Any pictures in the records below should be skipped; write out everything else exactly.

## Begin INFORMATION GIVEN

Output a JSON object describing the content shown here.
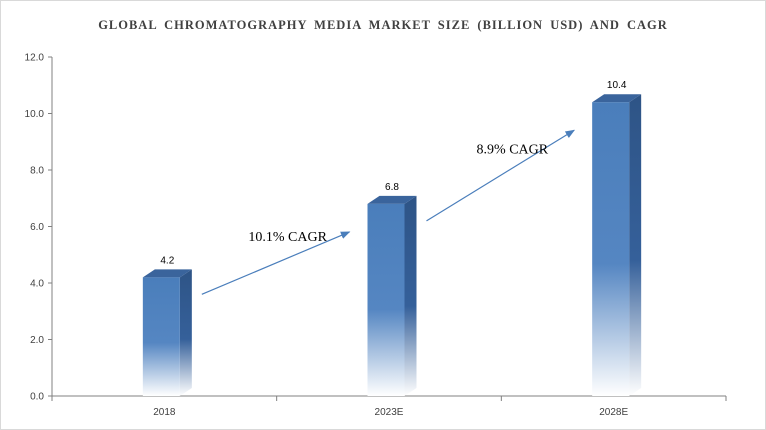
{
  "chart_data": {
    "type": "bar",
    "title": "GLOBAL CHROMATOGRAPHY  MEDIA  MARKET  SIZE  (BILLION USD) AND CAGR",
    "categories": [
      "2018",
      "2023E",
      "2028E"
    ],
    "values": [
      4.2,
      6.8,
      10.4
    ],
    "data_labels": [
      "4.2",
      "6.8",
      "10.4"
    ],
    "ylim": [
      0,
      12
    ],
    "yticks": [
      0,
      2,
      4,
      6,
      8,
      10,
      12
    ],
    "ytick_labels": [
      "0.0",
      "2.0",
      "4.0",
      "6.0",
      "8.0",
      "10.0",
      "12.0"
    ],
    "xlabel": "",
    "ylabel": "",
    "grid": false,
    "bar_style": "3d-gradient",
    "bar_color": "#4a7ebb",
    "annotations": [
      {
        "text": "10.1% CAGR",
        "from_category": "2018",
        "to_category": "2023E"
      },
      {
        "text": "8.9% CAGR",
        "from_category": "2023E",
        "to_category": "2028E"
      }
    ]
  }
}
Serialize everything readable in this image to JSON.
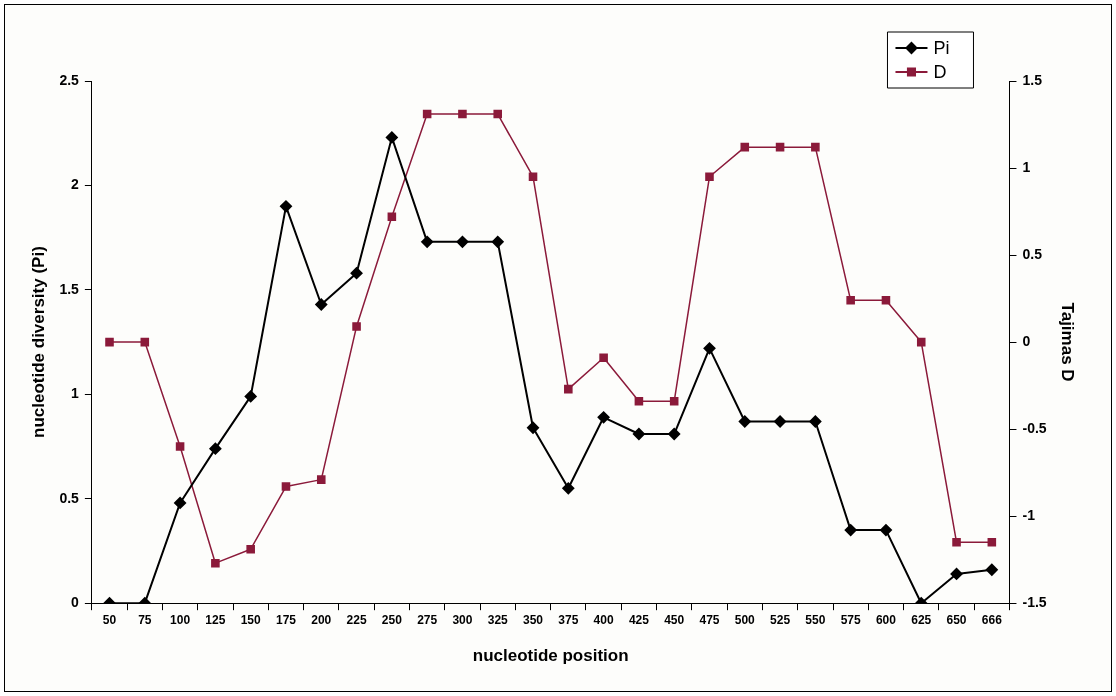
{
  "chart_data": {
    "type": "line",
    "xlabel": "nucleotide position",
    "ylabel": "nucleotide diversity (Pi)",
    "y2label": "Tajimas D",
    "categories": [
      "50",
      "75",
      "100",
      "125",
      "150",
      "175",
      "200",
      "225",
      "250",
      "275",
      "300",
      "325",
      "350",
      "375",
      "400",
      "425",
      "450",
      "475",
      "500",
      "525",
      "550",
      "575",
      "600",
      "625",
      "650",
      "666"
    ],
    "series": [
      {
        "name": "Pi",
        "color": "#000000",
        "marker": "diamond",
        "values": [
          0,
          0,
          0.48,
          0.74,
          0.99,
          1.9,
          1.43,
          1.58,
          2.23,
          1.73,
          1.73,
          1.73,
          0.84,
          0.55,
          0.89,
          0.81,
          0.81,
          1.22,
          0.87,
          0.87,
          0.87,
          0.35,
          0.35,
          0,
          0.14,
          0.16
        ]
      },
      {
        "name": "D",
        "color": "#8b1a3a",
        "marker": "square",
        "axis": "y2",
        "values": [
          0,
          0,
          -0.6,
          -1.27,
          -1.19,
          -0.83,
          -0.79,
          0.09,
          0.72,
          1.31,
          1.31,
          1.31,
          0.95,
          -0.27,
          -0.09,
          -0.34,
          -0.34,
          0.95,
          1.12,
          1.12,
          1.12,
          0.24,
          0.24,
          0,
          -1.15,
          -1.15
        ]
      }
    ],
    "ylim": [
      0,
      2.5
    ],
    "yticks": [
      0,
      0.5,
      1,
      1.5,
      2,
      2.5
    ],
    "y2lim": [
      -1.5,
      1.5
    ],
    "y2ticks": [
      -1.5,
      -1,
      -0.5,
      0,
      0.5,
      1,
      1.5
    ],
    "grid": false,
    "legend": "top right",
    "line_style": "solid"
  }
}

## End INFORMATION GIVEN

ANSWER TO THE EXERCISE:
Output a JSON object describing the content shown here.
{
  "chart_data": {
    "type": "bar",
    "title": "GLOBAL CHROMATOGRAPHY  MEDIA  MARKET  SIZE  (BILLION USD) AND CAGR",
    "categories": [
      "2018",
      "2023E",
      "2028E"
    ],
    "values": [
      4.2,
      6.8,
      10.4
    ],
    "data_labels": [
      "4.2",
      "6.8",
      "10.4"
    ],
    "ylim": [
      0,
      12
    ],
    "yticks": [
      0,
      2,
      4,
      6,
      8,
      10,
      12
    ],
    "ytick_labels": [
      "0.0",
      "2.0",
      "4.0",
      "6.0",
      "8.0",
      "10.0",
      "12.0"
    ],
    "xlabel": "",
    "ylabel": "",
    "grid": false,
    "bar_style": "3d-gradient",
    "bar_color": "#4a7ebb",
    "annotations": [
      {
        "text": "10.1% CAGR",
        "from_category": "2018",
        "to_category": "2023E"
      },
      {
        "text": "8.9% CAGR",
        "from_category": "2023E",
        "to_category": "2028E"
      }
    ]
  }
}
Serialize everything readable in this image to JSON.
{
  "chart_data": {
    "type": "line",
    "xlabel": "nucleotide position",
    "ylabel": "nucleotide diversity (Pi)",
    "y2label": "Tajimas D",
    "categories": [
      "50",
      "75",
      "100",
      "125",
      "150",
      "175",
      "200",
      "225",
      "250",
      "275",
      "300",
      "325",
      "350",
      "375",
      "400",
      "425",
      "450",
      "475",
      "500",
      "525",
      "550",
      "575",
      "600",
      "625",
      "650",
      "666"
    ],
    "series": [
      {
        "name": "Pi",
        "color": "#000000",
        "marker": "diamond",
        "values": [
          0,
          0,
          0.48,
          0.74,
          0.99,
          1.9,
          1.43,
          1.58,
          2.23,
          1.73,
          1.73,
          1.73,
          0.84,
          0.55,
          0.89,
          0.81,
          0.81,
          1.22,
          0.87,
          0.87,
          0.87,
          0.35,
          0.35,
          0,
          0.14,
          0.16
        ]
      },
      {
        "name": "D",
        "color": "#8b1a3a",
        "marker": "square",
        "axis": "y2",
        "values": [
          0,
          0,
          -0.6,
          -1.27,
          -1.19,
          -0.83,
          -0.79,
          0.09,
          0.72,
          1.31,
          1.31,
          1.31,
          0.95,
          -0.27,
          -0.09,
          -0.34,
          -0.34,
          0.95,
          1.12,
          1.12,
          1.12,
          0.24,
          0.24,
          0,
          -1.15,
          -1.15
        ]
      }
    ],
    "ylim": [
      0,
      2.5
    ],
    "yticks": [
      0,
      0.5,
      1,
      1.5,
      2,
      2.5
    ],
    "y2lim": [
      -1.5,
      1.5
    ],
    "y2ticks": [
      -1.5,
      -1,
      -0.5,
      0,
      0.5,
      1,
      1.5
    ],
    "grid": false,
    "legend": "top right",
    "line_style": "solid"
  }
}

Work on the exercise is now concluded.